Entries from a dataset:
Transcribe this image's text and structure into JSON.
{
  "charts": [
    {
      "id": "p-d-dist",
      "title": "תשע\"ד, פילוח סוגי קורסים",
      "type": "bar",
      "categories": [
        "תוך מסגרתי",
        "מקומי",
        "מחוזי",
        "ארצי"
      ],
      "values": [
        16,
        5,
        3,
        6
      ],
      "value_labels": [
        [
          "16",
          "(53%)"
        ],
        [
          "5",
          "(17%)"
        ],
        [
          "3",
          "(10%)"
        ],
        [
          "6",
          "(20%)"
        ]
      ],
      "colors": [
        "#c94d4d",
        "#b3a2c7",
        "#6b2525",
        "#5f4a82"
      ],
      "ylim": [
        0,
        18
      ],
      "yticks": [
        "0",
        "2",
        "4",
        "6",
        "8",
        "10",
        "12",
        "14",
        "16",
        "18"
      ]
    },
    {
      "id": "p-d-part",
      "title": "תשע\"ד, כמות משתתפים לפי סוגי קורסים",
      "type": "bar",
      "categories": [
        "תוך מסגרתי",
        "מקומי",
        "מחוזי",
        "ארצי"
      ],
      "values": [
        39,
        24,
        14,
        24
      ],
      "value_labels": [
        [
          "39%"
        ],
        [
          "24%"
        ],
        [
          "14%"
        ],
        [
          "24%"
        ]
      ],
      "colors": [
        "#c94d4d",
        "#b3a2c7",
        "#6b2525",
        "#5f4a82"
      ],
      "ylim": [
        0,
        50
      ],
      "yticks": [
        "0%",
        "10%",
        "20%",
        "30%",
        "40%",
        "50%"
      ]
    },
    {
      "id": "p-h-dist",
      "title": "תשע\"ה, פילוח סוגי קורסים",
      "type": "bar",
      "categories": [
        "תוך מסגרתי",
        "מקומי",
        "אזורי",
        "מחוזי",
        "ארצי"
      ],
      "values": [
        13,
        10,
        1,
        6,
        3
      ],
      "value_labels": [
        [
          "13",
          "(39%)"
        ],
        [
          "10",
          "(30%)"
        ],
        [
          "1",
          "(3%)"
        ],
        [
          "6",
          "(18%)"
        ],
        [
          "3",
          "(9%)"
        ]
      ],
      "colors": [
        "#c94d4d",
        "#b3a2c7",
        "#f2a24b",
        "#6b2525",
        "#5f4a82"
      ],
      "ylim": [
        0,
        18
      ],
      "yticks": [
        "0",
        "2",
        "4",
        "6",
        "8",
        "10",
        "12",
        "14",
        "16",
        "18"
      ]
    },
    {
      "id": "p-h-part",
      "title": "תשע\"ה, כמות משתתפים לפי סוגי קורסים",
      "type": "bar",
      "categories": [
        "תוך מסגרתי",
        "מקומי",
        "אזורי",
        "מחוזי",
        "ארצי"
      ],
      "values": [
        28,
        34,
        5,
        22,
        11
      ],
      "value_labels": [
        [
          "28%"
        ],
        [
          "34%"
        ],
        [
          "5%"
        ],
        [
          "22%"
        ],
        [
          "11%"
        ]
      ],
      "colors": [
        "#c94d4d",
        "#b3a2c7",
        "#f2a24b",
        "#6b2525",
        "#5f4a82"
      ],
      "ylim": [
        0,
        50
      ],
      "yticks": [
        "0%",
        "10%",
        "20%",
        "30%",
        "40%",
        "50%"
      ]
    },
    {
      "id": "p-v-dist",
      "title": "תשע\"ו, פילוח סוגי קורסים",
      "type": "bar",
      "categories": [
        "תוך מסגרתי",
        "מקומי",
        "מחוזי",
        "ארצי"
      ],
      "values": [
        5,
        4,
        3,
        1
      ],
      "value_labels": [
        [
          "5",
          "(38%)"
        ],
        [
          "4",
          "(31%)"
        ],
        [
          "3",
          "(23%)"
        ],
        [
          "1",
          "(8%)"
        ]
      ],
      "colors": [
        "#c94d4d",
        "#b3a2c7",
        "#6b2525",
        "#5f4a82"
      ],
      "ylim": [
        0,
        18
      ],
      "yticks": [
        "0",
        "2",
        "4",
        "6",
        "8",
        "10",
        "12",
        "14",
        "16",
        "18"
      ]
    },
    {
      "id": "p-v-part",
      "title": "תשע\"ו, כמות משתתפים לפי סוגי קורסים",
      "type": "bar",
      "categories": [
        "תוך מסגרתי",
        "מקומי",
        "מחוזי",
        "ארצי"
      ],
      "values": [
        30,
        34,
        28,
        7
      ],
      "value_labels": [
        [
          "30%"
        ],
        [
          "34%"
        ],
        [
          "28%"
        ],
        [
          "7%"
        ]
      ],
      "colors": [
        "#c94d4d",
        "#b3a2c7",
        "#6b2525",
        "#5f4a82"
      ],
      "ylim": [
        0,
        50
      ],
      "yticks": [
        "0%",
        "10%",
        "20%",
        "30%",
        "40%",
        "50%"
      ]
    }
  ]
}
==
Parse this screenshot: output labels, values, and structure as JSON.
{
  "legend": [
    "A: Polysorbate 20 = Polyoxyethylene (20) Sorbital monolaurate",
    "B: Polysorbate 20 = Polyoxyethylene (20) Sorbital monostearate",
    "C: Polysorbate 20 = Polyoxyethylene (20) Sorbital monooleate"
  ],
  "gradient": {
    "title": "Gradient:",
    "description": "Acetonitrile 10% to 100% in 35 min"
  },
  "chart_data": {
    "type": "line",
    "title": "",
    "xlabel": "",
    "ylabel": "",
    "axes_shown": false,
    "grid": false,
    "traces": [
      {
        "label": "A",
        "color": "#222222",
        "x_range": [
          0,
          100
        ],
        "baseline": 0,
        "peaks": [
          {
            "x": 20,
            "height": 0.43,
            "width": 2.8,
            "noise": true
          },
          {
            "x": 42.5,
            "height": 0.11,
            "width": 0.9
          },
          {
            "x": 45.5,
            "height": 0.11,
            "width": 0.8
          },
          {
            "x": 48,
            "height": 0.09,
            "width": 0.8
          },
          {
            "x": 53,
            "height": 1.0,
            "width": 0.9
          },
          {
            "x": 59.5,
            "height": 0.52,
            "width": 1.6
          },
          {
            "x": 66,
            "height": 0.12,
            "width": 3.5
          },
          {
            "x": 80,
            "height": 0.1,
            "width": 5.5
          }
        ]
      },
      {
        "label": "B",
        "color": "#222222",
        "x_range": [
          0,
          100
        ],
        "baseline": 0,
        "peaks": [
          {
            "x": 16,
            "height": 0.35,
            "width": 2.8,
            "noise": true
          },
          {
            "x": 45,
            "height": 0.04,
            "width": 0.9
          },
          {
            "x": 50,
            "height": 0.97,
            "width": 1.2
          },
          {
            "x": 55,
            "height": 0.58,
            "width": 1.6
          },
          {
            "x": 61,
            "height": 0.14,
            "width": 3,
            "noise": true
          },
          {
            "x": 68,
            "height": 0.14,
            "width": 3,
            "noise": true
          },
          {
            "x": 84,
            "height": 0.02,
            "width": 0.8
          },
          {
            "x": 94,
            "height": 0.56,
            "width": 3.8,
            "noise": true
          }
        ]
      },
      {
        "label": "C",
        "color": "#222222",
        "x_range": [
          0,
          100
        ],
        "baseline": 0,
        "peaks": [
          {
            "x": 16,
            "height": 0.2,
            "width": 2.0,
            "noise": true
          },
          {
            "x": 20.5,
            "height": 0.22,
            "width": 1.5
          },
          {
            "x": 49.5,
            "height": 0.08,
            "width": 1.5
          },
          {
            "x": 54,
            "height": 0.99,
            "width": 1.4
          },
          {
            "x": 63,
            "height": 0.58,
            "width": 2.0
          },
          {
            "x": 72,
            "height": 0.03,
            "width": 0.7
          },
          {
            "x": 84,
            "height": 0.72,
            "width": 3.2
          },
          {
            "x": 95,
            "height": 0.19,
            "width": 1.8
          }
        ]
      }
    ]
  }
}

> _Goal of the exercise_: Among the records above, find each line holding the string "Sorbital" and pull it out.

> _Expected answer_:
    "A: Polysorbate 20 = Polyoxyethylene (20) Sorbital monolaurate",
    "B: Polysorbate 20 = Polyoxyethylene (20) Sorbital monostearate",
    "C: Polysorbate 20 = Polyoxyethylene (20) Sorbital monooleate"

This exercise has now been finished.